— Begin —

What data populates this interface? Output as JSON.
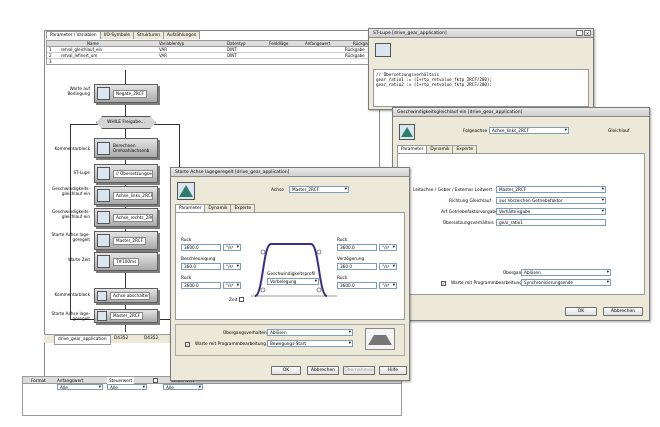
{
  "main": {
    "tabs": [
      "Parameter / Variablen",
      "I/O-Symbole",
      "Strukturen",
      "Aufzählungen"
    ],
    "var_headers": [
      "Name",
      "Variablentyp",
      "Datentyp",
      "Felddläge",
      "Anfangswert",
      "Rückgabe"
    ],
    "var_rows": [
      {
        "no": "1",
        "name": "retval_gleichlauf_ein",
        "vtype": "VAR",
        "dtype": "DINT",
        "ret": "Rückgabe"
      },
      {
        "no": "2",
        "name": "retval_lefinert_um",
        "vtype": "VAR",
        "dtype": "DINT",
        "ret": "Rückgabe"
      },
      {
        "no": "3",
        "name": "",
        "vtype": "",
        "dtype": "",
        "ret": ""
      }
    ],
    "flow": [
      {
        "label": "Warte auf Bedingung",
        "text": "Negate_2RCF"
      },
      {
        "label": "",
        "text": "WHILE Freigabe..."
      },
      {
        "label": "Kommentarblock",
        "text": "Berechnen Drehzahlachsenb"
      },
      {
        "label": "ST-Lupe",
        "text": "// Übersetzungsverhält.ni"
      },
      {
        "label": "Geschwindigkeits-gleichlauf ein",
        "text": "Achse_links_2RCF_GL"
      },
      {
        "label": "Geschwindigkeits-gleichlauf ein",
        "text": "Achse_rechts_2RCF_GL"
      },
      {
        "label": "Starte Achse lage-geregelt",
        "text": "Master_2RCF"
      },
      {
        "label": "Warte Zeit",
        "text": "T#100ms"
      },
      {
        "label": "Kommentarblock",
        "text": "Achse abschalten"
      },
      {
        "label": "Starte Achse lage-geregelt",
        "text": "Master_2RCF"
      }
    ],
    "bottom_tabs": [
      "drive_gear_application",
      "D4352",
      "D4352",
      "D4352"
    ],
    "status_headers": [
      "Format",
      "Anfangswert",
      "Steuerwert",
      "",
      "Steuerwert"
    ],
    "status_values": [
      "Alle",
      "Alle",
      "Alle"
    ]
  },
  "st_window": {
    "title": "ST-Lupe [drive_gear_application]",
    "code": [
      "// Übersetzungsverhältnis",
      "gear_ratio1 := (1+rtp_retvalue_fktp_2RCF/200);",
      "gear_ratio2 := (1+rtp_retvalue_fktp_2RCF/200);"
    ]
  },
  "gl_window": {
    "title": "Geschwindigkeitsgleichlauf ein [drive_gear_application]",
    "folgeachse_label": "Folgeachse",
    "folgeachse_value": "Achse_links_2RCF",
    "gleichlauf_label": "Gleichlauf",
    "tabs": [
      "Parameter",
      "Dynamik",
      "Experte"
    ],
    "rows": [
      {
        "label": "Leitachse / Geber / Externer Leitwert",
        "value": "Master_2RCF"
      },
      {
        "label": "Richtung Gleichlauf",
        "value": "aus Vorzeichen Getriebefaktor"
      },
      {
        "label": "Art Getriebefaktorvorgabe",
        "value": "Verhältnisgabe"
      },
      {
        "label": "Übersetzungsverhältnis",
        "value": "gear_ratio1"
      }
    ],
    "uebergang_label": "Übergangsverhalten",
    "uebergang_value": "Ablösen",
    "warte_label": "Warte mit Programmbearbeitung",
    "warte_value": "Synchronisierungsende",
    "ok": "OK",
    "cancel": "Abbrechen"
  },
  "lage_window": {
    "title": "Starte Achse lagegeregelt [drive_gear_application]",
    "achse_label": "Achse",
    "achse_value": "Master_2RCF",
    "tabs": [
      "Parameter",
      "Dynamik",
      "Experte"
    ],
    "ruck_label": "Ruck",
    "ruck_left_value": "3600.0",
    "ruck_left_unit": "°/s³",
    "beschl_label": "Beschleunigung",
    "beschl_value": "360.0",
    "beschl_unit": "°/s²",
    "ruck2_label": "Ruck",
    "ruck2_value": "3600.0",
    "ruck2_unit": "°/s³",
    "profile_label": "Geschwindigkeitsprofil",
    "profile_value": "Vorbelegung",
    "zeit_label": "Zeit",
    "ruck_r_label": "Ruck",
    "ruck_r_value": "3600.0",
    "ruck_r_unit": "°/s³",
    "verz_label": "Verzögerung",
    "verz_value": "360.0",
    "verz_unit": "°/s²",
    "ruck_r2_label": "Ruck",
    "ruck_r2_value": "3600.0",
    "ruck_r2_unit": "°/s³",
    "uebergang_label": "Übergangsverhalten",
    "uebergang_value": "Ablösen",
    "warte_label": "Warte mit Programmbearbeitung",
    "warte_value": "Bewegungs-Start",
    "ok": "OK",
    "cancel": "Abbrechen",
    "apply": "Übernehmen",
    "help": "Hilfe"
  }
}
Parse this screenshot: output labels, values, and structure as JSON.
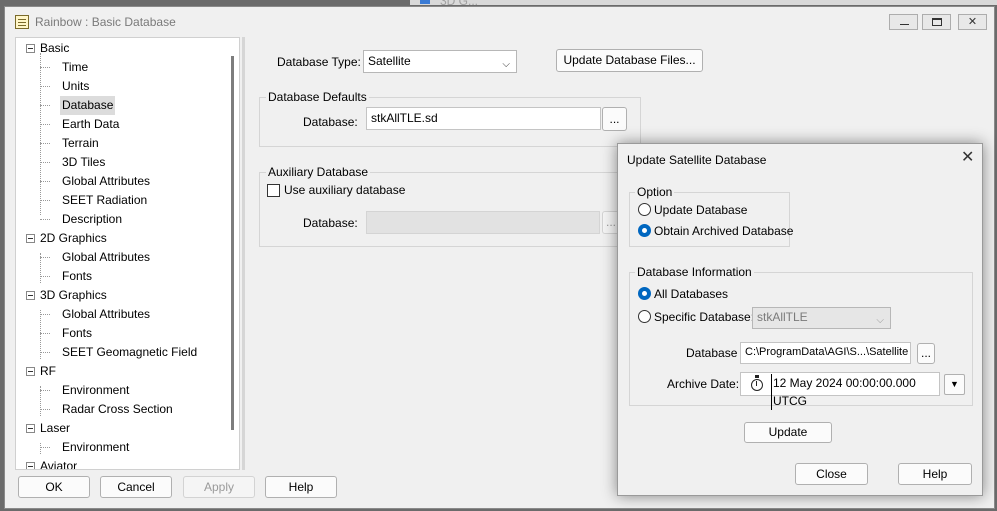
{
  "background": {
    "title": "3D G..."
  },
  "window": {
    "title": "Rainbow : Basic Database"
  },
  "tree": {
    "basic": "Basic",
    "basic_children": [
      "Time",
      "Units",
      "Database",
      "Earth Data",
      "Terrain",
      "3D Tiles",
      "Global Attributes",
      "SEET Radiation",
      "Description"
    ],
    "graphics2d": "2D Graphics",
    "graphics2d_children": [
      "Global Attributes",
      "Fonts"
    ],
    "graphics3d": "3D Graphics",
    "graphics3d_children": [
      "Global Attributes",
      "Fonts",
      "SEET Geomagnetic Field"
    ],
    "rf": "RF",
    "rf_children": [
      "Environment",
      "Radar Cross Section"
    ],
    "laser": "Laser",
    "laser_children": [
      "Environment"
    ],
    "aviator": "Aviator",
    "selected": "Database"
  },
  "main": {
    "database_type_label": "Database Type:",
    "database_type_value": "Satellite",
    "update_files_button": "Update Database Files...",
    "defaults_group": "Database Defaults",
    "database_label": "Database:",
    "database_value": "stkAllTLE.sd",
    "browse_button": "...",
    "aux_group": "Auxiliary Database",
    "use_aux_label": "Use auxiliary database",
    "aux_database_label": "Database:",
    "aux_browse_button": "..."
  },
  "footer": {
    "ok": "OK",
    "cancel": "Cancel",
    "apply": "Apply",
    "help": "Help"
  },
  "dialog": {
    "title": "Update Satellite Database",
    "option_group": "Option",
    "update_database": "Update Database",
    "obtain_archived": "Obtain Archived Database",
    "info_group": "Database Information",
    "all_databases": "All Databases",
    "specific_database": "Specific Database:",
    "specific_value": "stkAllTLE",
    "database_label": "Database",
    "database_path": "C:\\ProgramData\\AGI\\S...\\Satellite",
    "browse_button": "...",
    "archive_date_label": "Archive Date:",
    "archive_date_value": "12 May 2024 00:00:00.000 UTCG",
    "update_button": "Update",
    "close_button": "Close",
    "help_button": "Help"
  },
  "colors": {
    "accent": "#0067c0",
    "window_bg": "#f0f0f0",
    "selection": "#dcdcdc"
  }
}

— End —

#### Request:
Exactly as written, return every line of the listing, but not the pictures.

#### Result of the task:
What data populates this interface? Output as JSON.
{
  "main": {
    "tabs": [
      "Parameter / Variablen",
      "I/O-Symbole",
      "Strukturen",
      "Aufzählungen"
    ],
    "var_headers": [
      "Name",
      "Variablentyp",
      "Datentyp",
      "Felddläge",
      "Anfangswert",
      "Rückgabe"
    ],
    "var_rows": [
      {
        "no": "1",
        "name": "retval_gleichlauf_ein",
        "vtype": "VAR",
        "dtype": "DINT",
        "ret": "Rückgabe"
      },
      {
        "no": "2",
        "name": "retval_lefinert_um",
        "vtype": "VAR",
        "dtype": "DINT",
        "ret": "Rückgabe"
      },
      {
        "no": "3",
        "name": "",
        "vtype": "",
        "dtype": "",
        "ret": ""
      }
    ],
    "flow": [
      {
        "label": "Warte auf Bedingung",
        "text": "Negate_2RCF"
      },
      {
        "label": "",
        "text": "WHILE Freigabe..."
      },
      {
        "label": "Kommentarblock",
        "text": "Berechnen Drehzahlachsenb"
      },
      {
        "label": "ST-Lupe",
        "text": "// Übersetzungsverhält.ni"
      },
      {
        "label": "Geschwindigkeits-gleichlauf ein",
        "text": "Achse_links_2RCF_GL"
      },
      {
        "label": "Geschwindigkeits-gleichlauf ein",
        "text": "Achse_rechts_2RCF_GL"
      },
      {
        "label": "Starte Achse lage-geregelt",
        "text": "Master_2RCF"
      },
      {
        "label": "Warte Zeit",
        "text": "T#100ms"
      },
      {
        "label": "Kommentarblock",
        "text": "Achse abschalten"
      },
      {
        "label": "Starte Achse lage-geregelt",
        "text": "Master_2RCF"
      }
    ],
    "bottom_tabs": [
      "drive_gear_application",
      "D4352",
      "D4352",
      "D4352"
    ],
    "status_headers": [
      "Format",
      "Anfangswert",
      "Steuerwert",
      "",
      "Steuerwert"
    ],
    "status_values": [
      "Alle",
      "Alle",
      "Alle"
    ]
  },
  "st_window": {
    "title": "ST-Lupe [drive_gear_application]",
    "code": [
      "// Übersetzungsverhältnis",
      "gear_ratio1 := (1+rtp_retvalue_fktp_2RCF/200);",
      "gear_ratio2 := (1+rtp_retvalue_fktp_2RCF/200);"
    ]
  },
  "gl_window": {
    "title": "Geschwindigkeitsgleichlauf ein [drive_gear_application]",
    "folgeachse_label": "Folgeachse",
    "folgeachse_value": "Achse_links_2RCF",
    "gleichlauf_label": "Gleichlauf",
    "tabs": [
      "Parameter",
      "Dynamik",
      "Experte"
    ],
    "rows": [
      {
        "label": "Leitachse / Geber / Externer Leitwert",
        "value": "Master_2RCF"
      },
      {
        "label": "Richtung Gleichlauf",
        "value": "aus Vorzeichen Getriebefaktor"
      },
      {
        "label": "Art Getriebefaktorvorgabe",
        "value": "Verhältnisgabe"
      },
      {
        "label": "Übersetzungsverhältnis",
        "value": "gear_ratio1"
      }
    ],
    "uebergang_label": "Übergangsverhalten",
    "uebergang_value": "Ablösen",
    "warte_label": "Warte mit Programmbearbeitung",
    "warte_value": "Synchronisierungsende",
    "ok": "OK",
    "cancel": "Abbrechen"
  },
  "lage_window": {
    "title": "Starte Achse lagegeregelt [drive_gear_application]",
    "achse_label": "Achse",
    "achse_value": "Master_2RCF",
    "tabs": [
      "Parameter",
      "Dynamik",
      "Experte"
    ],
    "ruck_label": "Ruck",
    "ruck_left_value": "3600.0",
    "ruck_left_unit": "°/s³",
    "beschl_label": "Beschleunigung",
    "beschl_value": "360.0",
    "beschl_unit": "°/s²",
    "ruck2_label": "Ruck",
    "ruck2_value": "3600.0",
    "ruck2_unit": "°/s³",
    "profile_label": "Geschwindigkeitsprofil",
    "profile_value": "Vorbelegung",
    "zeit_label": "Zeit",
    "ruck_r_label": "Ruck",
    "ruck_r_value": "3600.0",
    "ruck_r_unit": "°/s³",
    "verz_label": "Verzögerung",
    "verz_value": "360.0",
    "verz_unit": "°/s²",
    "ruck_r2_label": "Ruck",
    "ruck_r2_value": "3600.0",
    "ruck_r2_unit": "°/s³",
    "uebergang_label": "Übergangsverhalten",
    "uebergang_value": "Ablösen",
    "warte_label": "Warte mit Programmbearbeitung",
    "warte_value": "Bewegungs-Start",
    "ok": "OK",
    "cancel": "Abbrechen",
    "apply": "Übernehmen",
    "help": "Hilfe"
  }
}
Parse this screenshot: output labels, values, and structure as JSON.
{
  "background": {
    "title": "3D G..."
  },
  "window": {
    "title": "Rainbow : Basic Database"
  },
  "tree": {
    "basic": "Basic",
    "basic_children": [
      "Time",
      "Units",
      "Database",
      "Earth Data",
      "Terrain",
      "3D Tiles",
      "Global Attributes",
      "SEET Radiation",
      "Description"
    ],
    "graphics2d": "2D Graphics",
    "graphics2d_children": [
      "Global Attributes",
      "Fonts"
    ],
    "graphics3d": "3D Graphics",
    "graphics3d_children": [
      "Global Attributes",
      "Fonts",
      "SEET Geomagnetic Field"
    ],
    "rf": "RF",
    "rf_children": [
      "Environment",
      "Radar Cross Section"
    ],
    "laser": "Laser",
    "laser_children": [
      "Environment"
    ],
    "aviator": "Aviator",
    "selected": "Database"
  },
  "main": {
    "database_type_label": "Database Type:",
    "database_type_value": "Satellite",
    "update_files_button": "Update Database Files...",
    "defaults_group": "Database Defaults",
    "database_label": "Database:",
    "database_value": "stkAllTLE.sd",
    "browse_button": "...",
    "aux_group": "Auxiliary Database",
    "use_aux_label": "Use auxiliary database",
    "aux_database_label": "Database:",
    "aux_browse_button": "..."
  },
  "footer": {
    "ok": "OK",
    "cancel": "Cancel",
    "apply": "Apply",
    "help": "Help"
  },
  "dialog": {
    "title": "Update Satellite Database",
    "option_group": "Option",
    "update_database": "Update Database",
    "obtain_archived": "Obtain Archived Database",
    "info_group": "Database Information",
    "all_databases": "All Databases",
    "specific_database": "Specific Database:",
    "specific_value": "stkAllTLE",
    "database_label": "Database",
    "database_path": "C:\\ProgramData\\AGI\\S...\\Satellite",
    "browse_button": "...",
    "archive_date_label": "Archive Date:",
    "archive_date_value": "12 May 2024 00:00:00.000 UTCG",
    "update_button": "Update",
    "close_button": "Close",
    "help_button": "Help"
  },
  "colors": {
    "accent": "#0067c0",
    "window_bg": "#f0f0f0",
    "selection": "#dcdcdc"
  }
}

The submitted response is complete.